▸ **Requirements**:
Pick out the lines below that include the string "frac".

Stored entries
▽

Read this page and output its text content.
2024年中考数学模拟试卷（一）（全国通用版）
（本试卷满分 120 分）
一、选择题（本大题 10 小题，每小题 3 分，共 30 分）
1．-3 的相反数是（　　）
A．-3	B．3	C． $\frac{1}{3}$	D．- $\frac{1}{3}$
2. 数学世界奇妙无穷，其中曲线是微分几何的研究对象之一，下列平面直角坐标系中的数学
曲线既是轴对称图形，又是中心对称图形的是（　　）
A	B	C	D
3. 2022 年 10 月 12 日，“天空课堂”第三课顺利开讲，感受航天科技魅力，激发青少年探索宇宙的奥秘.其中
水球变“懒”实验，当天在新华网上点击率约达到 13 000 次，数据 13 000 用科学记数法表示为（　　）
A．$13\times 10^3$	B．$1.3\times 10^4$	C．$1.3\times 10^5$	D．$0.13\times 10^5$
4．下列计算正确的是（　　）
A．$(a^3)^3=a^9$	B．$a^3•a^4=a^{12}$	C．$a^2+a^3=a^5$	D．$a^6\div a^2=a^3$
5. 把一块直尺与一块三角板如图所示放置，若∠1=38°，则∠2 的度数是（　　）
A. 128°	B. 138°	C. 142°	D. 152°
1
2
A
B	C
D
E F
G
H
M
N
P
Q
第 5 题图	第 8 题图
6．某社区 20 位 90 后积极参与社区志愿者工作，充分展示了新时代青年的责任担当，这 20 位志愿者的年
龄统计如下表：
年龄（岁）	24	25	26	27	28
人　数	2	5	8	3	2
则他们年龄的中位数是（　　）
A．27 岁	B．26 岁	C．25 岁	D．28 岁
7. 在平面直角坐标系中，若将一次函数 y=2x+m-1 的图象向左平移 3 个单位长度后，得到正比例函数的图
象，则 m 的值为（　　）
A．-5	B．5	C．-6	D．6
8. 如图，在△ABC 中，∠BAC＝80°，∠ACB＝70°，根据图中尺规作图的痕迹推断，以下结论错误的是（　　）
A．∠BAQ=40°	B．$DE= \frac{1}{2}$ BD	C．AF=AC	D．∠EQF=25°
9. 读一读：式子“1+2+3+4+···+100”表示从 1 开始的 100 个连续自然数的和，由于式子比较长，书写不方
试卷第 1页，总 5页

△

▸ **Answer below**:
A．-3	B．3	C． $\frac{1}{3}$	D．- $\frac{1}{3}$
A．∠BAQ=40°	B．$DE= \frac{1}{2}$ BD	C．AF=AC	D．∠EQF=25°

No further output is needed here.